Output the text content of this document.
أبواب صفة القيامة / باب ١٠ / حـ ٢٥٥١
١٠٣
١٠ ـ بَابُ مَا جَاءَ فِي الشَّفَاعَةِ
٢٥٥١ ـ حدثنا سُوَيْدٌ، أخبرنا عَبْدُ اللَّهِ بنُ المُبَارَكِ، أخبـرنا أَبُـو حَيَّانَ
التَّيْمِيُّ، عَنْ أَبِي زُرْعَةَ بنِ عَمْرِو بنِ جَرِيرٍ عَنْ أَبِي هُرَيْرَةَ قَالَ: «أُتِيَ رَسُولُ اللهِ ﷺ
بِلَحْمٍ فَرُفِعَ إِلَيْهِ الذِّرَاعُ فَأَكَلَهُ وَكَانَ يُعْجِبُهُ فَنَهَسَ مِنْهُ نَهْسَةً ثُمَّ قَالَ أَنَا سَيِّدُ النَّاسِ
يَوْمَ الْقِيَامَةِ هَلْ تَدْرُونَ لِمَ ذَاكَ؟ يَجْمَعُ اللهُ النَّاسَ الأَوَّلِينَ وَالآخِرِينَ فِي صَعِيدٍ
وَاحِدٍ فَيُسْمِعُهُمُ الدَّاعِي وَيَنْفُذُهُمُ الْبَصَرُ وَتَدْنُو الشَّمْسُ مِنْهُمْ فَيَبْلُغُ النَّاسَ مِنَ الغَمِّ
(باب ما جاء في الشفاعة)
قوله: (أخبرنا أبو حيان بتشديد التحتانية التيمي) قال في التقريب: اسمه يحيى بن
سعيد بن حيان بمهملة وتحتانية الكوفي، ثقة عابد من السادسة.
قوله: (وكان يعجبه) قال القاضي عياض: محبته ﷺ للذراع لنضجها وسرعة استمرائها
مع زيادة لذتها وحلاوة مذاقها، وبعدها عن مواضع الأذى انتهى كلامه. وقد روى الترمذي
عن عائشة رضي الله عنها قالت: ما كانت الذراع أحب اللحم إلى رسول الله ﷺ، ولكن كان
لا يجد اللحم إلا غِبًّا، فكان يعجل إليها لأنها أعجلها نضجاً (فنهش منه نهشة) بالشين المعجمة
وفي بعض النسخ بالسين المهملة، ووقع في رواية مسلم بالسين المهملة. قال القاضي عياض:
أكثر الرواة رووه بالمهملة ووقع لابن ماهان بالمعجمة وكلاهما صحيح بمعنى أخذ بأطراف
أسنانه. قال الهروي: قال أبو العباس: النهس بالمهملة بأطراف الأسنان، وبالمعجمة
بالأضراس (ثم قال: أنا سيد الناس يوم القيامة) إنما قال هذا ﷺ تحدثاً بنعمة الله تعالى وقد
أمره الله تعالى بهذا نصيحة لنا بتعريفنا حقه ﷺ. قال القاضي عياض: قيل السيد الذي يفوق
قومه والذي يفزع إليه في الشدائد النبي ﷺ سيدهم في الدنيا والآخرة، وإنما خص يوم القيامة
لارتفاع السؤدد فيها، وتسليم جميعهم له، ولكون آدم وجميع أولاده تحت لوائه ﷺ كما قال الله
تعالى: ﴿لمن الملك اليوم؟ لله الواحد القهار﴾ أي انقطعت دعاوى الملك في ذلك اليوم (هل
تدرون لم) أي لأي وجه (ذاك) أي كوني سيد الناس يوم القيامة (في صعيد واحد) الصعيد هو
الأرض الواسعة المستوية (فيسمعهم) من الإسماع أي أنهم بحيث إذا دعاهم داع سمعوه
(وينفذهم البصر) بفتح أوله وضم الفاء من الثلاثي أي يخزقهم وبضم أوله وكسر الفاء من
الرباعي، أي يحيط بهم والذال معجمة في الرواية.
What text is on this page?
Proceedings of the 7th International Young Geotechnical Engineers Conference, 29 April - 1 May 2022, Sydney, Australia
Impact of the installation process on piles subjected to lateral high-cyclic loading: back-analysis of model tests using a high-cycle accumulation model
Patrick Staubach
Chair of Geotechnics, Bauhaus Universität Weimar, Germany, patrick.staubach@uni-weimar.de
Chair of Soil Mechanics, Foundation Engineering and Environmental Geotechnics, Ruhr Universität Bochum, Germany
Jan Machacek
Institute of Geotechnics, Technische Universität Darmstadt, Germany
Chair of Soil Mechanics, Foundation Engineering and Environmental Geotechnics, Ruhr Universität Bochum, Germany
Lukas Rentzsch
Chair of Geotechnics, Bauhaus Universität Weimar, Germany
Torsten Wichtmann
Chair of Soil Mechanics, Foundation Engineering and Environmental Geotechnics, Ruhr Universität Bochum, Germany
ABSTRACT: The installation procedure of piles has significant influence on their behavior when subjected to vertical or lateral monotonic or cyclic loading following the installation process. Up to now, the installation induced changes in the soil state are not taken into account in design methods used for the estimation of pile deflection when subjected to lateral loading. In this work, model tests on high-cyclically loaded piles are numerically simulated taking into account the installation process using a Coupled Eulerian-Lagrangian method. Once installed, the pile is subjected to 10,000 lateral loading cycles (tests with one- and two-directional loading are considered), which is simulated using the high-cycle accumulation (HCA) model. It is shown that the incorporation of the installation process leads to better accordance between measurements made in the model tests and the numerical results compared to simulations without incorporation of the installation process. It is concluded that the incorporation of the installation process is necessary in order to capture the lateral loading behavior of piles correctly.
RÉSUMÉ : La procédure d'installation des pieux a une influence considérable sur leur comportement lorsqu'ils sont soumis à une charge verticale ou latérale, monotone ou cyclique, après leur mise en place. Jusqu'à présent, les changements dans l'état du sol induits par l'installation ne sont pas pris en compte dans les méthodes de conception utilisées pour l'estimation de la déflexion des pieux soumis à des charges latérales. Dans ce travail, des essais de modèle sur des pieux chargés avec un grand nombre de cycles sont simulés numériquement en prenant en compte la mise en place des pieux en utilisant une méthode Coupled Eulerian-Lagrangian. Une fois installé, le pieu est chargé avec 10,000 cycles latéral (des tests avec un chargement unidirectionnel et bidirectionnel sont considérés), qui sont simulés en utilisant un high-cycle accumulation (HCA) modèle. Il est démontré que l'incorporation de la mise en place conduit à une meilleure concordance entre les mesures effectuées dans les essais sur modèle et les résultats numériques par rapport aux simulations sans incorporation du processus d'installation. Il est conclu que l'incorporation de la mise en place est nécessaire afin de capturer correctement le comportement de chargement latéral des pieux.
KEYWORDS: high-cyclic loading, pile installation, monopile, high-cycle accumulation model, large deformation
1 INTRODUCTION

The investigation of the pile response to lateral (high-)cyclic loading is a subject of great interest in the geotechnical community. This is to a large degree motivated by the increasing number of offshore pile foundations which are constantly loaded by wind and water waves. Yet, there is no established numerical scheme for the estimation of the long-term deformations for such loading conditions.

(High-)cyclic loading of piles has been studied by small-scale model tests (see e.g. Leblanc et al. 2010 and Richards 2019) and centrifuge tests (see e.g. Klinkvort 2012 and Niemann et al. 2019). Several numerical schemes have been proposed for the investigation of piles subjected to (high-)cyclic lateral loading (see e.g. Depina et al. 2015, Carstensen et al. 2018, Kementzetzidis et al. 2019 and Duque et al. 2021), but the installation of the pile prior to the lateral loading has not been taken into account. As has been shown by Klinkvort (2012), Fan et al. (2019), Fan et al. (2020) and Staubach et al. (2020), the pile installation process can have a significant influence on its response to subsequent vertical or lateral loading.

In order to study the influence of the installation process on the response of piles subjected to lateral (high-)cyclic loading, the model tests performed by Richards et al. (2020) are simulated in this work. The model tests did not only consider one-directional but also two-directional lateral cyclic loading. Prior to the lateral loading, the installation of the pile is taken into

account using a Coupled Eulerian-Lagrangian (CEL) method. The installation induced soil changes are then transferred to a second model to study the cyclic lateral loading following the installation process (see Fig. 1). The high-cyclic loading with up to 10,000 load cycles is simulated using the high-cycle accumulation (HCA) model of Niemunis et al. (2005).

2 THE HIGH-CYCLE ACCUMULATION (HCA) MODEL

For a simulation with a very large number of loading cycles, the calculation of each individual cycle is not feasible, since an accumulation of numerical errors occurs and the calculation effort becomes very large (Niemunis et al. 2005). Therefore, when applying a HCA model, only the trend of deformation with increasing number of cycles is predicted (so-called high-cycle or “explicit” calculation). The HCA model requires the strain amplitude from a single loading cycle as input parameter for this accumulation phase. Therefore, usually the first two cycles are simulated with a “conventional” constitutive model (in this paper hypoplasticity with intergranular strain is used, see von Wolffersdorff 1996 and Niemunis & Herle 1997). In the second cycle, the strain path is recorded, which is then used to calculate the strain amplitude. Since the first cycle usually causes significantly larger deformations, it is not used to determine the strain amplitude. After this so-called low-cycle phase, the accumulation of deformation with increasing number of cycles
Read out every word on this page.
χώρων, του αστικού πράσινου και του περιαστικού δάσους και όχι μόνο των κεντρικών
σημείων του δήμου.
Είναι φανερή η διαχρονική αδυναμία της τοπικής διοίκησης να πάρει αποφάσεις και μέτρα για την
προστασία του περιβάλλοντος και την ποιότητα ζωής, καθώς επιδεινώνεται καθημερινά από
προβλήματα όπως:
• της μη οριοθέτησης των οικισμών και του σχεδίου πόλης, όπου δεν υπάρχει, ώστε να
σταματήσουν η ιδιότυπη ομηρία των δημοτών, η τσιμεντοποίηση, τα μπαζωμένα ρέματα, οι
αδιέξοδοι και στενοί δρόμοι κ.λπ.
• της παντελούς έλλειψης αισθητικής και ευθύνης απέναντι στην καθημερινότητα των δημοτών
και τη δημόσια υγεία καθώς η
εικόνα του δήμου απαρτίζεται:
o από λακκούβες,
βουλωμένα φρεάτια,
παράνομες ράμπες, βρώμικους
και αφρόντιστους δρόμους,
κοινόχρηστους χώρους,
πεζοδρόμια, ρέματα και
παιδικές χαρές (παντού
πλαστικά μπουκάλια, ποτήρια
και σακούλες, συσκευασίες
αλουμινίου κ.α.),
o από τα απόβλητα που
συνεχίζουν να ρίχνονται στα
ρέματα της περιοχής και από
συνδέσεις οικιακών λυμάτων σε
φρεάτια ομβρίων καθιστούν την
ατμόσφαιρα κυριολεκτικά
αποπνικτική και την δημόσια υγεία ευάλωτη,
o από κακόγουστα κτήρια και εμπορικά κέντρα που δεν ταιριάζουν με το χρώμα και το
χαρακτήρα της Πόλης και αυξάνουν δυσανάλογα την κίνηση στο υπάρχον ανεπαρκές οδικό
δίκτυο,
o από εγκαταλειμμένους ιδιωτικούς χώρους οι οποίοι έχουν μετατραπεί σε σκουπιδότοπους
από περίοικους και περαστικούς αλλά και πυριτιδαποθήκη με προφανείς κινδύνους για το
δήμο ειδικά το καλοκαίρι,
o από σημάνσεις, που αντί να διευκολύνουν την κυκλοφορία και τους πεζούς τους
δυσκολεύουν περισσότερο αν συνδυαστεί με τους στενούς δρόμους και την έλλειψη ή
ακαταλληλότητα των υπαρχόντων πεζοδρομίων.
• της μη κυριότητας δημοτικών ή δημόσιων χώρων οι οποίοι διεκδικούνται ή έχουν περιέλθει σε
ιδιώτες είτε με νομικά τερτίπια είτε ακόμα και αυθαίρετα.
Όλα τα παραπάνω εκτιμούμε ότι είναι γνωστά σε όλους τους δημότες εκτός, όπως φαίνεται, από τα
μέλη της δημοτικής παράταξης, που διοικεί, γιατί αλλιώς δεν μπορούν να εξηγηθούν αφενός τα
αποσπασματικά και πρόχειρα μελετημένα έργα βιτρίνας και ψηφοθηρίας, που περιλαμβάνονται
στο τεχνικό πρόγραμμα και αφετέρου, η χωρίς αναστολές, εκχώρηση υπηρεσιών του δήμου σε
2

**What is required:** In the listing, find all lines with the string "όπως" and copy them.

**Exercise result:**
προβλήματα όπως:
Όλα τα παραπάνω εκτιμούμε ότι είναι γνωστά σε όλους τους δημότες εκτός, όπως φαίνεται, από τα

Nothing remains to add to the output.